Raw records
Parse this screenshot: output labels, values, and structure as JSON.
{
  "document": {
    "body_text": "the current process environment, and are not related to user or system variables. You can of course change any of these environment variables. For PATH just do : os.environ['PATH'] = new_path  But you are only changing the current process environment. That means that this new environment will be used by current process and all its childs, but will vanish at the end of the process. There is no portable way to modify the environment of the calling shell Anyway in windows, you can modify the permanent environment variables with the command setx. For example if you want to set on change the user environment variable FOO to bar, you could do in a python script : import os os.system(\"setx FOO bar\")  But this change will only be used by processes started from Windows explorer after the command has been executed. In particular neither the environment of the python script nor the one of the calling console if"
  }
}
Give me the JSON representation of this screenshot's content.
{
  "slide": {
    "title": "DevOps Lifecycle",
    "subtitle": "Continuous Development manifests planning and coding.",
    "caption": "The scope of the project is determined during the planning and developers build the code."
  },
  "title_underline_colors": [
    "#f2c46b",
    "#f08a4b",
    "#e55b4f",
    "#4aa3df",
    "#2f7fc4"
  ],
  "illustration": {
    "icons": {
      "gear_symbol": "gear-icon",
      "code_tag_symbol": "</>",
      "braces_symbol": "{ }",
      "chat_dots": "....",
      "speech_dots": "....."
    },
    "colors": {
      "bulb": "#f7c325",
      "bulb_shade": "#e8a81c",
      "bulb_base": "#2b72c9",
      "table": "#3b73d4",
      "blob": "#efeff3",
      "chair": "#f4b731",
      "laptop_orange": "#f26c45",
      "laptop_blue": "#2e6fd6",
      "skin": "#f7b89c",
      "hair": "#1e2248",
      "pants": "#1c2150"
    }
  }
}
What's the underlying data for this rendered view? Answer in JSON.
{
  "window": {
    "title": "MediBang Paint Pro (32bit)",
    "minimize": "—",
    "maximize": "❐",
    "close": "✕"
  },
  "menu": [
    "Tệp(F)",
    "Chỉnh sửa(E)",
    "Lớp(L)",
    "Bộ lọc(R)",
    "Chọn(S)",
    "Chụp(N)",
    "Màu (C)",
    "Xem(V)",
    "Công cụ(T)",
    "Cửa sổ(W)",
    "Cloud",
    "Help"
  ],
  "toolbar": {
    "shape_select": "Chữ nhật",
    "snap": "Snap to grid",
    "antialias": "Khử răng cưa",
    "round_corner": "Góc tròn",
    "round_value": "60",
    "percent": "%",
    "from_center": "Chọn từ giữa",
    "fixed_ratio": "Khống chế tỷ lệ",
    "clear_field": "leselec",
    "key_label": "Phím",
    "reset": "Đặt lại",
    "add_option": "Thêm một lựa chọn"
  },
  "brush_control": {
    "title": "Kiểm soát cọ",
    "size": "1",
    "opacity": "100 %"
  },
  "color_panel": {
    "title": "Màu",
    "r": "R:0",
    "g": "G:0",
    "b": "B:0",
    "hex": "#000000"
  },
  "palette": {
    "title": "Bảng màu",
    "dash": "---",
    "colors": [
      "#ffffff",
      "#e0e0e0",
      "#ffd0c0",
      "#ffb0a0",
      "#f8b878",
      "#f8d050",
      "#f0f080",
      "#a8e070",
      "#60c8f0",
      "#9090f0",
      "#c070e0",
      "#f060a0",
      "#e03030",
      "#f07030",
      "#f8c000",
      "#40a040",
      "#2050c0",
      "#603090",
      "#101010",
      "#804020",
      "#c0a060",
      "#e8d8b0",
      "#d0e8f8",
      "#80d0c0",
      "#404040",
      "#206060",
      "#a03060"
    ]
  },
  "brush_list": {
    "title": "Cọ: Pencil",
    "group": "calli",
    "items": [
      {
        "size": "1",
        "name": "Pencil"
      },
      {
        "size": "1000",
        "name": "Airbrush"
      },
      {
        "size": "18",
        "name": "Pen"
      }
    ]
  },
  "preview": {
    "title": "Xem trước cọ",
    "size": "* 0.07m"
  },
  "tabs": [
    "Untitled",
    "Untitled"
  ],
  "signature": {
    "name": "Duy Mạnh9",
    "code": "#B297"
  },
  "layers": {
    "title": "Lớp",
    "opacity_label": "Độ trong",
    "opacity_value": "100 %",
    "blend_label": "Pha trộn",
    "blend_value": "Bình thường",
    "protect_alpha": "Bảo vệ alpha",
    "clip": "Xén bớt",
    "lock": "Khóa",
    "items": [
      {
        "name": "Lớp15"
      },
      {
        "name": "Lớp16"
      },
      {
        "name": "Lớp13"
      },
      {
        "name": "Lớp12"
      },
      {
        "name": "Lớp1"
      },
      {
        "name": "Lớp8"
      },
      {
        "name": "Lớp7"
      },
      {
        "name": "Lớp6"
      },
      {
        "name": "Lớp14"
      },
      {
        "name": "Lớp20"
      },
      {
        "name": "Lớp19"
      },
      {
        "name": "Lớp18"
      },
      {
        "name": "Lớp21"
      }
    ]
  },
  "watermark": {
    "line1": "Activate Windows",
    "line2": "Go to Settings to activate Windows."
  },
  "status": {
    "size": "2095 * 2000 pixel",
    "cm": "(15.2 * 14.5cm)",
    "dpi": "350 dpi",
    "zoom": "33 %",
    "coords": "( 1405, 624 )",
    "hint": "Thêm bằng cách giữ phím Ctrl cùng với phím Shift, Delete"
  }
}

[INSTRUCTION]: Every entry in the listing must be retyped exactly.

[OUTPUT FOR THIS TASK]:
Parse this screenshot: output labels, values, and structure as JSON.
{
  "document": {
    "body_text": "the current process environment, and are not related to user or system variables. You can of course change any of these environment variables. For PATH just do : os.environ['PATH'] = new_path  But you are only changing the current process environment. That means that this new environment will be used by current process and all its childs, but will vanish at the end of the process. There is no portable way to modify the environment of the calling shell Anyway in windows, you can modify the permanent environment variables with the command setx. For example if you want to set on change the user environment variable FOO to bar, you could do in a python script : import os os.system(\"setx FOO bar\")  But this change will only be used by processes started from Windows explorer after the command has been executed. In particular neither the environment of the python script nor the one of the calling console if"
  }
}
Give me the JSON representation of this screenshot's content.
{
  "slide": {
    "title": "DevOps Lifecycle",
    "subtitle": "Continuous Development manifests planning and coding.",
    "caption": "The scope of the project is determined during the planning and developers build the code."
  },
  "title_underline_colors": [
    "#f2c46b",
    "#f08a4b",
    "#e55b4f",
    "#4aa3df",
    "#2f7fc4"
  ],
  "illustration": {
    "icons": {
      "gear_symbol": "gear-icon",
      "code_tag_symbol": "</>",
      "braces_symbol": "{ }",
      "chat_dots": "....",
      "speech_dots": "....."
    },
    "colors": {
      "bulb": "#f7c325",
      "bulb_shade": "#e8a81c",
      "bulb_base": "#2b72c9",
      "table": "#3b73d4",
      "blob": "#efeff3",
      "chair": "#f4b731",
      "laptop_orange": "#f26c45",
      "laptop_blue": "#2e6fd6",
      "skin": "#f7b89c",
      "hair": "#1e2248",
      "pants": "#1c2150"
    }
  }
}
What's the underlying data for this rendered view? Answer in JSON.
{
  "window": {
    "title": "MediBang Paint Pro (32bit)",
    "minimize": "—",
    "maximize": "❐",
    "close": "✕"
  },
  "menu": [
    "Tệp(F)",
    "Chỉnh sửa(E)",
    "Lớp(L)",
    "Bộ lọc(R)",
    "Chọn(S)",
    "Chụp(N)",
    "Màu (C)",
    "Xem(V)",
    "Công cụ(T)",
    "Cửa sổ(W)",
    "Cloud",
    "Help"
  ],
  "toolbar": {
    "shape_select": "Chữ nhật",
    "snap": "Snap to grid",
    "antialias": "Khử răng cưa",
    "round_corner": "Góc tròn",
    "round_value": "60",
    "percent": "%",
    "from_center": "Chọn từ giữa",
    "fixed_ratio": "Khống chế tỷ lệ",
    "clear_field": "leselec",
    "key_label": "Phím",
    "reset": "Đặt lại",
    "add_option": "Thêm một lựa chọn"
  },
  "brush_control": {
    "title": "Kiểm soát cọ",
    "size": "1",
    "opacity": "100 %"
  },
  "color_panel": {
    "title": "Màu",
    "r": "R:0",
    "g": "G:0",
    "b": "B:0",
    "hex": "#000000"
  },
  "palette": {
    "title": "Bảng màu",
    "dash": "---",
    "colors": [
      "#ffffff",
      "#e0e0e0",
      "#ffd0c0",
      "#ffb0a0",
      "#f8b878",
      "#f8d050",
      "#f0f080",
      "#a8e070",
      "#60c8f0",
      "#9090f0",
      "#c070e0",
      "#f060a0",
      "#e03030",
      "#f07030",
      "#f8c000",
      "#40a040",
      "#2050c0",
      "#603090",
      "#101010",
      "#804020",
      "#c0a060",
      "#e8d8b0",
      "#d0e8f8",
      "#80d0c0",
      "#404040",
      "#206060",
      "#a03060"
    ]
  },
  "brush_list": {
    "title": "Cọ: Pencil",
    "group": "calli",
    "items": [
      {
        "size": "1",
        "name": "Pencil"
      },
      {
        "size": "1000",
        "name": "Airbrush"
      },
      {
        "size": "18",
        "name": "Pen"
      }
    ]
  },
  "preview": {
    "title": "Xem trước cọ",
    "size": "* 0.07m"
  },
  "tabs": [
    "Untitled",
    "Untitled"
  ],
  "signature": {
    "name": "Duy Mạnh9",
    "code": "#B297"
  },
  "layers": {
    "title": "Lớp",
    "opacity_label": "Độ trong",
    "opacity_value": "100 %",
    "blend_label": "Pha trộn",
    "blend_value": "Bình thường",
    "protect_alpha": "Bảo vệ alpha",
    "clip": "Xén bớt",
    "lock": "Khóa",
    "items": [
      {
        "name": "Lớp15"
      },
      {
        "name": "Lớp16"
      },
      {
        "name": "Lớp13"
      },
      {
        "name": "Lớp12"
      },
      {
        "name": "Lớp1"
      },
      {
        "name": "Lớp8"
      },
      {
        "name": "Lớp7"
      },
      {
        "name": "Lớp6"
      },
      {
        "name": "Lớp14"
      },
      {
        "name": "Lớp20"
      },
      {
        "name": "Lớp19"
      },
      {
        "name": "Lớp18"
      },
      {
        "name": "Lớp21"
      }
    ]
  },
  "watermark": {
    "line1": "Activate Windows",
    "line2": "Go to Settings to activate Windows."
  },
  "status": {
    "size": "2095 * 2000 pixel",
    "cm": "(15.2 * 14.5cm)",
    "dpi": "350 dpi",
    "zoom": "33 %",
    "coords": "( 1405, 624 )",
    "hint": "Thêm bằng cách giữ phím Ctrl cùng với phím Shift, Delete"
  }
}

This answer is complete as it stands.